## PROBLEM TO SOLVE
Repeat each entry exactly and drop the pictures.

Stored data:
■ ■ ■ ■ ■

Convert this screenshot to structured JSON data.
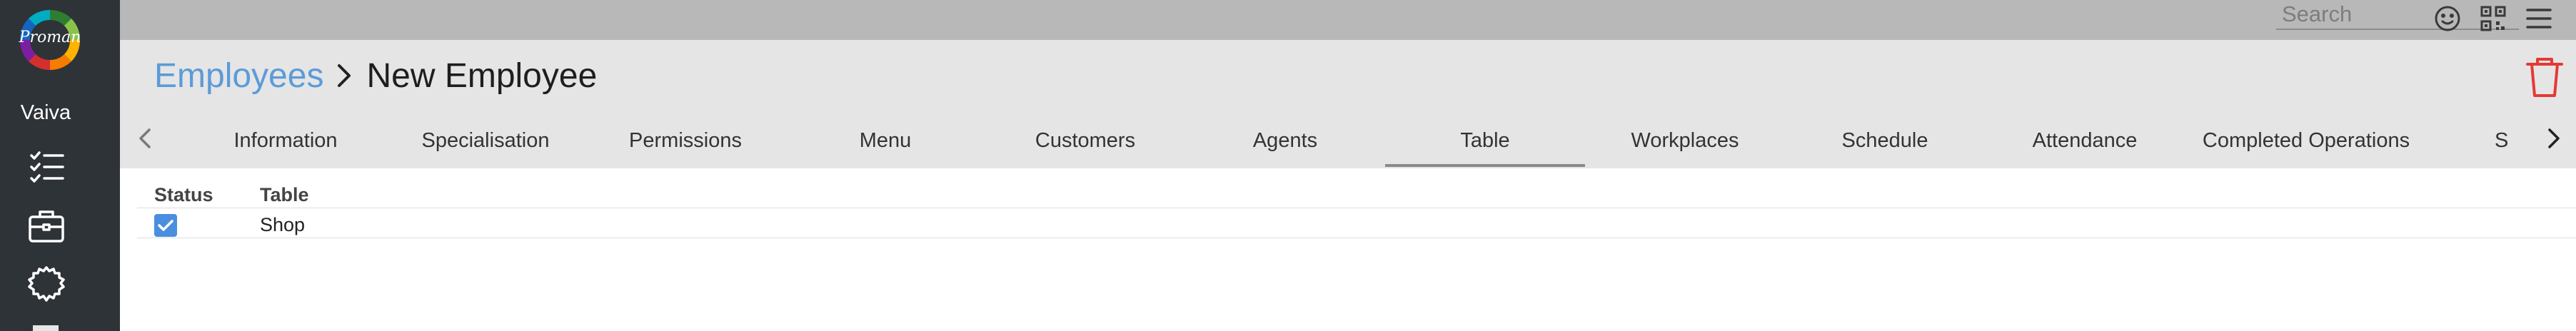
{
  "app": {
    "logo_text": "Proman",
    "user_name": "Vaiva"
  },
  "sidebar": {
    "items": [
      {
        "icon": "checklist-icon"
      },
      {
        "icon": "briefcase-icon"
      },
      {
        "icon": "gear-icon"
      }
    ]
  },
  "topbar": {
    "search_placeholder": "Search",
    "icons": [
      "smiley-icon",
      "qr-code-icon",
      "menu-icon"
    ]
  },
  "breadcrumb": {
    "parent": "Employees",
    "current": "New Employee"
  },
  "tabs": [
    {
      "label": "Information"
    },
    {
      "label": "Specialisation"
    },
    {
      "label": "Permissions"
    },
    {
      "label": "Menu"
    },
    {
      "label": "Customers"
    },
    {
      "label": "Agents"
    },
    {
      "label": "Table",
      "active": true
    },
    {
      "label": "Workplaces"
    },
    {
      "label": "Schedule"
    },
    {
      "label": "Attendance"
    },
    {
      "label": "Completed Operations"
    },
    {
      "label": "S"
    }
  ],
  "table": {
    "columns": [
      "Status",
      "Table"
    ],
    "rows": [
      {
        "status_checked": true,
        "table": "Shop"
      }
    ]
  },
  "colors": {
    "accent": "#5b9bd9",
    "rail": "#2e3338",
    "delete": "#e53935",
    "checkbox": "#4a8ee0"
  }
}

■ ■ ■ ■ ■

## OUTPUT OF THE TASK
Convert this screenshot to structured JSON data.
{
  "app": {
    "logo_text": "Proman",
    "user_name": "Vaiva"
  },
  "sidebar": {
    "items": [
      {
        "icon": "checklist-icon"
      },
      {
        "icon": "briefcase-icon"
      },
      {
        "icon": "gear-icon"
      }
    ]
  },
  "topbar": {
    "search_placeholder": "Search",
    "icons": [
      "smiley-icon",
      "qr-code-icon",
      "menu-icon"
    ]
  },
  "breadcrumb": {
    "parent": "Employees",
    "current": "New Employee"
  },
  "tabs": [
    {
      "label": "Information"
    },
    {
      "label": "Specialisation"
    },
    {
      "label": "Permissions"
    },
    {
      "label": "Menu"
    },
    {
      "label": "Customers"
    },
    {
      "label": "Agents"
    },
    {
      "label": "Table",
      "active": true
    },
    {
      "label": "Workplaces"
    },
    {
      "label": "Schedule"
    },
    {
      "label": "Attendance"
    },
    {
      "label": "Completed Operations"
    },
    {
      "label": "S"
    }
  ],
  "table": {
    "columns": [
      "Status",
      "Table"
    ],
    "rows": [
      {
        "status_checked": true,
        "table": "Shop"
      }
    ]
  },
  "colors": {
    "accent": "#5b9bd9",
    "rail": "#2e3338",
    "delete": "#e53935",
    "checkbox": "#4a8ee0"
  }
}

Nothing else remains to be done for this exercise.